● PROBLEM TO WORK ON
Select from the data all lines with the word "this".
* start EXTRACTED ENTRIES *
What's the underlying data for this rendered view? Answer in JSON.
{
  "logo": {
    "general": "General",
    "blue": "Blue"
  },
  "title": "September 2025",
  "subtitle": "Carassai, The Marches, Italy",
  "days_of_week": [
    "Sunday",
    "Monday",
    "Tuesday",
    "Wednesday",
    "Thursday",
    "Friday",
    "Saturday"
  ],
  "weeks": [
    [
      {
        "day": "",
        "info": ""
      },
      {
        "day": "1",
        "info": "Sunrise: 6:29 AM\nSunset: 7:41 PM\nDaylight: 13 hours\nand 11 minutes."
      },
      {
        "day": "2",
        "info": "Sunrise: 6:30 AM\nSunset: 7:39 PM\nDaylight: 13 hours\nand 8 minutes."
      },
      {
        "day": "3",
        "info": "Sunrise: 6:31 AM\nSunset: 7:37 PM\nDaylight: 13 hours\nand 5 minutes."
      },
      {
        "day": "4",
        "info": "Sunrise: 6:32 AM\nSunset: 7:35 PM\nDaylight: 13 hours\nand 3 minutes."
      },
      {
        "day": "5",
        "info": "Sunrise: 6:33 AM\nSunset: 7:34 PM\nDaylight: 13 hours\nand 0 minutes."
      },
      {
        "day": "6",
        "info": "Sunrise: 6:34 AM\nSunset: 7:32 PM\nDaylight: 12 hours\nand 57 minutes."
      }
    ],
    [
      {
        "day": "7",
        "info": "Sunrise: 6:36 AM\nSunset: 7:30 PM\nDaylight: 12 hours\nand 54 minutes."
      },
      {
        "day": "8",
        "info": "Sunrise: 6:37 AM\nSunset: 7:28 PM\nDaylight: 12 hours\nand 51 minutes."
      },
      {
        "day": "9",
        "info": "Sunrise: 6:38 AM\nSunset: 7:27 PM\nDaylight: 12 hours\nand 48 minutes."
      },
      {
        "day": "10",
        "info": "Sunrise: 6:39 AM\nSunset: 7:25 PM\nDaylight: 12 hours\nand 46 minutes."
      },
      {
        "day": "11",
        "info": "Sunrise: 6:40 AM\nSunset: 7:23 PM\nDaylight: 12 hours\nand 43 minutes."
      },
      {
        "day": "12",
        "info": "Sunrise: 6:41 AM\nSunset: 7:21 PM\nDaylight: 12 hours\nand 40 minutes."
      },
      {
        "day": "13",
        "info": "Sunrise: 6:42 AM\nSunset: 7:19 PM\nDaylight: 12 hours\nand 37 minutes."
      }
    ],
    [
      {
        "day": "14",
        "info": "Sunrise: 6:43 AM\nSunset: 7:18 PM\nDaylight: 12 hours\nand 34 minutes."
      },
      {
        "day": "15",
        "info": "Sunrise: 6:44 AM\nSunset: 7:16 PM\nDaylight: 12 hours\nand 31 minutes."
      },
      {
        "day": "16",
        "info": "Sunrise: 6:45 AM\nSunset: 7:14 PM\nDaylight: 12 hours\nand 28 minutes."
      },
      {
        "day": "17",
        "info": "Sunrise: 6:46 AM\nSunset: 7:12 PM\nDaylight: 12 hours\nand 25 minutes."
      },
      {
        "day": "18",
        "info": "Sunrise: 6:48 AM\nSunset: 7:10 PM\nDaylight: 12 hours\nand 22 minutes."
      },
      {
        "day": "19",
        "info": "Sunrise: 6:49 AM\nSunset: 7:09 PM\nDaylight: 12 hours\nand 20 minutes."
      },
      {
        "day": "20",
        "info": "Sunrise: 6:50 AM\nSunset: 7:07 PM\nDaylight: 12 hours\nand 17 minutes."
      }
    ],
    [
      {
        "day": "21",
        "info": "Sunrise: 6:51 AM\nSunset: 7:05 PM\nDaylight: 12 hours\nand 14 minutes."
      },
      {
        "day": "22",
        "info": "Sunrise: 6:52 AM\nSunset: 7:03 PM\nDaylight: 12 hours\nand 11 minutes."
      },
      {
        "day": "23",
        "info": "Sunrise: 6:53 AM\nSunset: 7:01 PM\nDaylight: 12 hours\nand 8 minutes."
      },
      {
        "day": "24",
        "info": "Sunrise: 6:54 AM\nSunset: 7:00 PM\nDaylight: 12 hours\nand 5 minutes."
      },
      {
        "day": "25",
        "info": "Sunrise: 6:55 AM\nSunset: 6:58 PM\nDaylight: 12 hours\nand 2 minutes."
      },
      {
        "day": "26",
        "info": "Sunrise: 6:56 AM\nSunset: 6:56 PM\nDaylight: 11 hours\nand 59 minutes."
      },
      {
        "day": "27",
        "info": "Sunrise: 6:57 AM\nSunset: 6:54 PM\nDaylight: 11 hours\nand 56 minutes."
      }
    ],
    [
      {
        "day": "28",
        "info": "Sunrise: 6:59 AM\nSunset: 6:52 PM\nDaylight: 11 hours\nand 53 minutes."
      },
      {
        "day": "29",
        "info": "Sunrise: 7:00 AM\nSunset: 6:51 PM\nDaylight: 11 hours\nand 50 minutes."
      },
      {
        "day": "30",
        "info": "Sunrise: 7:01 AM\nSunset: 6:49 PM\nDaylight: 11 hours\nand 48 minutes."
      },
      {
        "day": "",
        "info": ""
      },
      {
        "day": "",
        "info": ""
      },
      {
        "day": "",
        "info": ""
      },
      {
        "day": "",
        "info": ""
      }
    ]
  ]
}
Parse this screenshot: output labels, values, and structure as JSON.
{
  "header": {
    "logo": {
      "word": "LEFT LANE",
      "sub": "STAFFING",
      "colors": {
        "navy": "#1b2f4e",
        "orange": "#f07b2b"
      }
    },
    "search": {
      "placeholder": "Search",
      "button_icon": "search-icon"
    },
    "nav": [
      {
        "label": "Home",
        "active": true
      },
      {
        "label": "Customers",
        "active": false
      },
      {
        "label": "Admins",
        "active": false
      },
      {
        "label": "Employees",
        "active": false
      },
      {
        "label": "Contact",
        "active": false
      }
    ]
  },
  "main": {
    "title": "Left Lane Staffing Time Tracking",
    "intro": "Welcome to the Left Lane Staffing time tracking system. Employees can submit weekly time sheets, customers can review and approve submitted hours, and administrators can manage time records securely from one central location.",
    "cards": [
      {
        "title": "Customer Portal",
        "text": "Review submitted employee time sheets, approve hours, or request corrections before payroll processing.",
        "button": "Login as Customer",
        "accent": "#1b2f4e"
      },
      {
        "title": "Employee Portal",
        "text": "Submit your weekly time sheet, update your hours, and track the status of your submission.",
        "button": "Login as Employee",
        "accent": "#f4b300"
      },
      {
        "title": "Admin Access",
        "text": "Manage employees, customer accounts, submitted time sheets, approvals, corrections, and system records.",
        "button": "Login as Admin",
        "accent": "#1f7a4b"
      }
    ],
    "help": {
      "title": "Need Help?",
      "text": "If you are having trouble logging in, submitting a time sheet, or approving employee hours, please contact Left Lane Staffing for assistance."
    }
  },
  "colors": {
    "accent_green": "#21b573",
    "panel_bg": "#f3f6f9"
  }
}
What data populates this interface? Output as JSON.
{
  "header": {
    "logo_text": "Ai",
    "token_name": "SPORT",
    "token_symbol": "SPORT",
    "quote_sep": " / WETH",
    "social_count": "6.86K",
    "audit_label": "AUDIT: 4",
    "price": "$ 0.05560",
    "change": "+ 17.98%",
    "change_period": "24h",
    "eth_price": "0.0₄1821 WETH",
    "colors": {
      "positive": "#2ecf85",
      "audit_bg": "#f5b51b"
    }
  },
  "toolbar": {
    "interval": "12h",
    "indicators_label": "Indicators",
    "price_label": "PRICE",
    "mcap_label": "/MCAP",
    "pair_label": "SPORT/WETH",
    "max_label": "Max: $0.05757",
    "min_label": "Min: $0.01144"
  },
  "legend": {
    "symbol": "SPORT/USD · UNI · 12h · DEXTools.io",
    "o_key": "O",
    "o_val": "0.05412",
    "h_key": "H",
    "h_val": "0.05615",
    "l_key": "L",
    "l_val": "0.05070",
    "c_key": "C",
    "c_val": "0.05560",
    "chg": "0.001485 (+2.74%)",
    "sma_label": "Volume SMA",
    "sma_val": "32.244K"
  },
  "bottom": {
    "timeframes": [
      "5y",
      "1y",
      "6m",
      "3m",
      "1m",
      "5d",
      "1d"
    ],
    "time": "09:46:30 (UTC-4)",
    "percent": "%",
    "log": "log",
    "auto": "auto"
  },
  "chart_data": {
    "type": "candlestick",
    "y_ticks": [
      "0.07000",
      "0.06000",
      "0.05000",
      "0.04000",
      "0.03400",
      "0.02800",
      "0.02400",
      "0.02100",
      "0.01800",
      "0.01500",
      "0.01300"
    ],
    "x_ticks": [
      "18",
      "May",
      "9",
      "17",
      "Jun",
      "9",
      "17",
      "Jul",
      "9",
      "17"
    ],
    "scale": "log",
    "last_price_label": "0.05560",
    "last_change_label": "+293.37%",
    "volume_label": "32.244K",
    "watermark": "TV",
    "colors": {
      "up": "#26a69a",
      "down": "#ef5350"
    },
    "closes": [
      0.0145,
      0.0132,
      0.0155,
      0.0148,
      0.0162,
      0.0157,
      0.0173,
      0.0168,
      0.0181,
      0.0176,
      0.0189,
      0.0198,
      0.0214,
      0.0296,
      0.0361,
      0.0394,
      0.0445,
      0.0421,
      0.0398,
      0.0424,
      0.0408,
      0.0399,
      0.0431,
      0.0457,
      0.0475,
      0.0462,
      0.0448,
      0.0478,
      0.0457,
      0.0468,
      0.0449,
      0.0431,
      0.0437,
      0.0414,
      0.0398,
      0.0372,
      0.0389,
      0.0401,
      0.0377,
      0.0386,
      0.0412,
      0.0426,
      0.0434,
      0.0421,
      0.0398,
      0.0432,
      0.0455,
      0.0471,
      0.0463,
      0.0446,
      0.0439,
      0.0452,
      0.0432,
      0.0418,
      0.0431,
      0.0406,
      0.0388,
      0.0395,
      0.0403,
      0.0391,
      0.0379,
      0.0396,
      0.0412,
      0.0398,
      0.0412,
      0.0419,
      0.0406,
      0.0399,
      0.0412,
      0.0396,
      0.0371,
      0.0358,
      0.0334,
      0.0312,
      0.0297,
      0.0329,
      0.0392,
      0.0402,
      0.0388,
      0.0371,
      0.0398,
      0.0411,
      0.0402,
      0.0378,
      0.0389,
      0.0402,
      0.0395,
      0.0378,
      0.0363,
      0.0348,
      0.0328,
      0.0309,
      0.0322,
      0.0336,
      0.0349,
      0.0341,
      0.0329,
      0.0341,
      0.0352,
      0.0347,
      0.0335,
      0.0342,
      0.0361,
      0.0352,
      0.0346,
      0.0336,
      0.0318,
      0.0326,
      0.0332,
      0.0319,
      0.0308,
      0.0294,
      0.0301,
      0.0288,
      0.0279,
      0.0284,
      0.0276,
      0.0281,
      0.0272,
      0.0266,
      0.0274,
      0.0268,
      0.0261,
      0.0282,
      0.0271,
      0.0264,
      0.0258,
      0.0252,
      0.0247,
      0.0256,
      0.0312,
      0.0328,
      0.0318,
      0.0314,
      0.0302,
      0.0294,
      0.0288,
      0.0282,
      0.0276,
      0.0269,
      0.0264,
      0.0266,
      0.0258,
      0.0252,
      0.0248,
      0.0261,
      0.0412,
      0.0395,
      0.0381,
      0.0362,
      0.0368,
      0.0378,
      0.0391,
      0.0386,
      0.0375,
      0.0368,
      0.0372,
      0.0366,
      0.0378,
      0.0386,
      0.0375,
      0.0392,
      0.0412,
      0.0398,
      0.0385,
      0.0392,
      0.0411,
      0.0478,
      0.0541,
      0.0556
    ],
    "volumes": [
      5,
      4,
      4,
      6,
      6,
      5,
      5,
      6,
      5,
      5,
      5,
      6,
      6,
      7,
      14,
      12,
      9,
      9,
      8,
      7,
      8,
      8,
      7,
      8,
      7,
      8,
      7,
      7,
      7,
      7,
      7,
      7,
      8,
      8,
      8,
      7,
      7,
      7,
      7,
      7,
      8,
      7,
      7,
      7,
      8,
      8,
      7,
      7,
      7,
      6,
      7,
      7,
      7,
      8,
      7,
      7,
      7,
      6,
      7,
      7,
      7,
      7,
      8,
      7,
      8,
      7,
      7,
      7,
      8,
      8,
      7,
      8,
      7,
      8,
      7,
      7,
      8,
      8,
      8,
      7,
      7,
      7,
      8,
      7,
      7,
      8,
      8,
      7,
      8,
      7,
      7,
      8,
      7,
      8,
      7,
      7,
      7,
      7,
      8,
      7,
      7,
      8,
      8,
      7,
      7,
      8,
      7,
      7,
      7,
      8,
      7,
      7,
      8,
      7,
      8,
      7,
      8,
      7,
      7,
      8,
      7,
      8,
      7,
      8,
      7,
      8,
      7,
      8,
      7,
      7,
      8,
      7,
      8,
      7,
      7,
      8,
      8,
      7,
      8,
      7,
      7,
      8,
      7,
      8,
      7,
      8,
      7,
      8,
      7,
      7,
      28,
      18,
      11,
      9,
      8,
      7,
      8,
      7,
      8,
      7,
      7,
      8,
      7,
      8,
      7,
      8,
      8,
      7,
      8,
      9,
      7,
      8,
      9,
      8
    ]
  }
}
* end EXTRACTED ENTRIES *
● FULL ANSWER
What's the underlying data for this rendered view? Answer in JSON.
Parse this screenshot: output labels, values, and structure as JSON.
What data populates this interface? Output as JSON.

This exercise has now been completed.